**Data extract:**
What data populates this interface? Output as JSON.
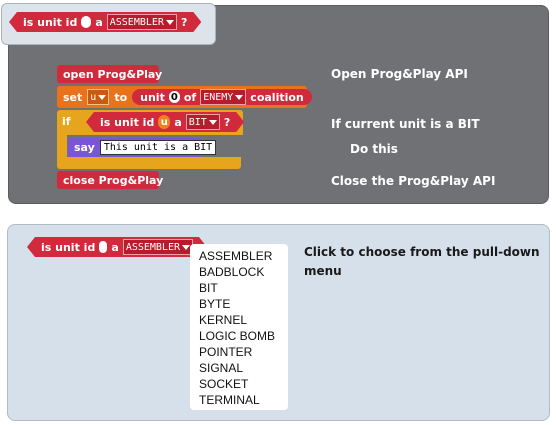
{
  "top_predicate": {
    "text_is_unit_id": "is unit id",
    "text_a": "a",
    "dropdown_value": "ASSEMBLER",
    "question_mark": "?"
  },
  "script": {
    "open_block": "open Prog&Play",
    "set_block": {
      "set": "set",
      "var": "u",
      "to": "to",
      "unit": "unit",
      "index": "0",
      "of": "of",
      "coalition_value": "ENEMY",
      "coalition": "coalition"
    },
    "if_block": {
      "if": "if",
      "is_unit_id": "is unit id",
      "var": "u",
      "a": "a",
      "type_value": "BIT",
      "question_mark": "?"
    },
    "say_block": {
      "say": "say",
      "message": "This unit is a BIT"
    },
    "close_block": "close Prog&Play"
  },
  "annotations": {
    "open": "Open Prog&Play API",
    "if": "If current unit is a BIT",
    "do": "Do this",
    "close": "Close the Prog&Play API"
  },
  "example": {
    "predicate": {
      "text_is_unit_id": "is unit id",
      "text_a": "a",
      "dropdown_value": "ASSEMBLER"
    },
    "hint": "Click to choose from the pull-down menu",
    "menu_options": [
      "ASSEMBLER",
      "BADBLOCK",
      "BIT",
      "BYTE",
      "KERNEL",
      "LOGIC BOMB",
      "POINTER",
      "SIGNAL",
      "SOCKET",
      "TERMINAL"
    ]
  },
  "colors": {
    "predicate_red": "#d12a3c",
    "variable_orange": "#e8731c",
    "control_yellow": "#e6a51c",
    "looks_purple": "#7a55d6",
    "dark_panel": "#6f7174",
    "light_panel": "#d6e0ea"
  }
}
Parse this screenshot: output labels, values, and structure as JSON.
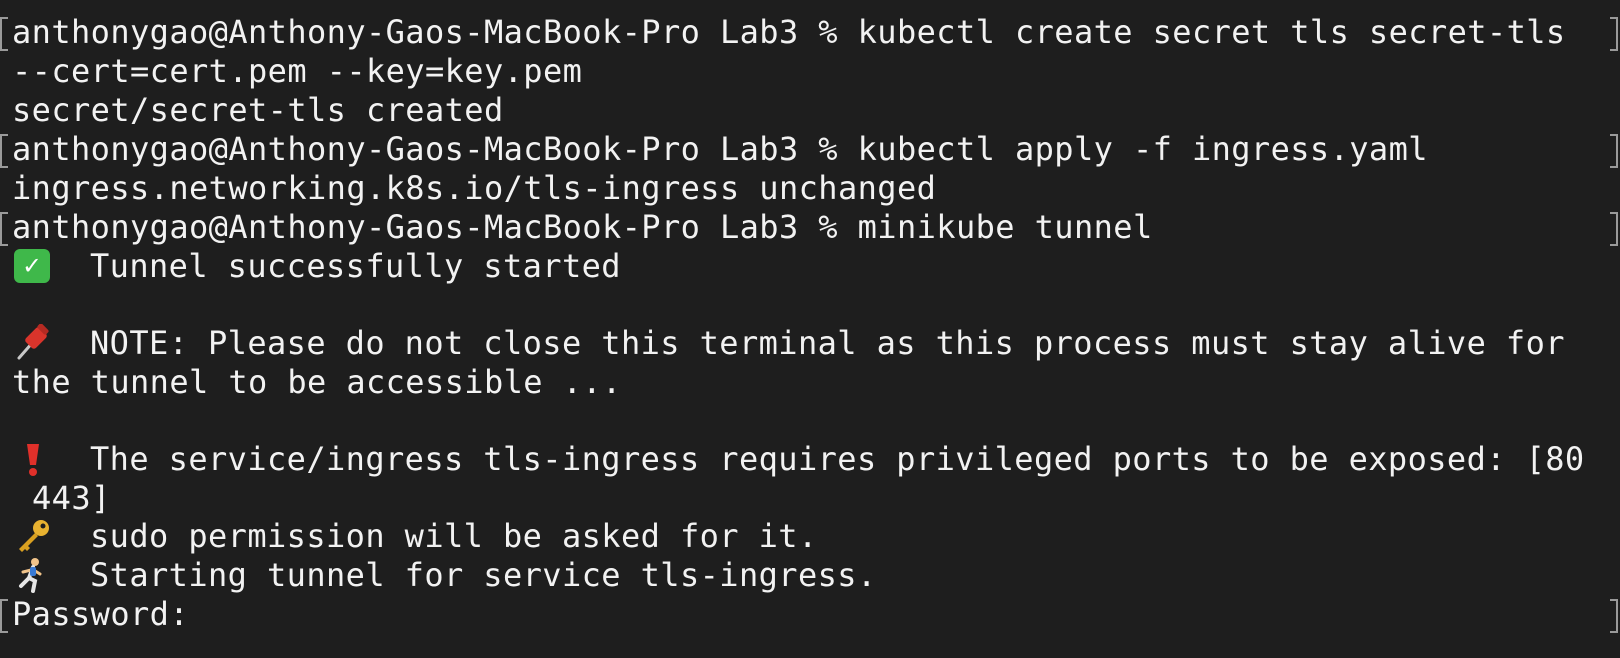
{
  "terminal": {
    "prompt": "anthonygao@Anthony-Gaos-MacBook-Pro Lab3 % ",
    "cmd1": "kubectl create secret tls secret-tls",
    "cmd1_cont": "--cert=cert.pem --key=key.pem",
    "out1": "secret/secret-tls created",
    "cmd2": "kubectl apply -f ingress.yaml",
    "out2": "ingress.networking.k8s.io/tls-ingress unchanged",
    "cmd3": "minikube tunnel",
    "tunnel_started": "Tunnel successfully started",
    "note_line1": "NOTE: Please do not close this terminal as this process must stay alive for",
    "note_line2": "the tunnel to be accessible ...",
    "warn_line1": "The service/ingress tls-ingress requires privileged ports to be exposed: [80",
    "warn_line2": "443]",
    "sudo_msg": "sudo permission will be asked for it.",
    "starting_msg": "Starting tunnel for service tls-ingress.",
    "password_prompt": "Password:"
  },
  "icons": {
    "check": "check-mark-button-icon",
    "pin": "pushpin-icon",
    "exclaim": "exclamation-icon",
    "key": "key-icon",
    "runner": "runner-icon"
  },
  "colors": {
    "background": "#1e1e1e",
    "text": "#f2f2f2",
    "check_green": "#3fb84a",
    "exclaim_red": "#e0302a",
    "pin_red": "#d9342b",
    "key_gold": "#e8b230"
  }
}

**Aim of the task:** Pictures must be left out. Repeat exactly the lines from the one containing "Parse this screenshot: output" through the final line of the data.

**Final answer:**
Parse this screenshot: output labels, values, and structure as JSON.
{
  "terminal": {
    "prompt": "anthonygao@Anthony-Gaos-MacBook-Pro Lab3 % ",
    "cmd1": "kubectl create secret tls secret-tls",
    "cmd1_cont": "--cert=cert.pem --key=key.pem",
    "out1": "secret/secret-tls created",
    "cmd2": "kubectl apply -f ingress.yaml",
    "out2": "ingress.networking.k8s.io/tls-ingress unchanged",
    "cmd3": "minikube tunnel",
    "tunnel_started": "Tunnel successfully started",
    "note_line1": "NOTE: Please do not close this terminal as this process must stay alive for",
    "note_line2": "the tunnel to be accessible ...",
    "warn_line1": "The service/ingress tls-ingress requires privileged ports to be exposed: [80",
    "warn_line2": "443]",
    "sudo_msg": "sudo permission will be asked for it.",
    "starting_msg": "Starting tunnel for service tls-ingress.",
    "password_prompt": "Password:"
  },
  "icons": {
    "check": "check-mark-button-icon",
    "pin": "pushpin-icon",
    "exclaim": "exclamation-icon",
    "key": "key-icon",
    "runner": "runner-icon"
  },
  "colors": {
    "background": "#1e1e1e",
    "text": "#f2f2f2",
    "check_green": "#3fb84a",
    "exclaim_red": "#e0302a",
    "pin_red": "#d9342b",
    "key_gold": "#e8b230"
  }
}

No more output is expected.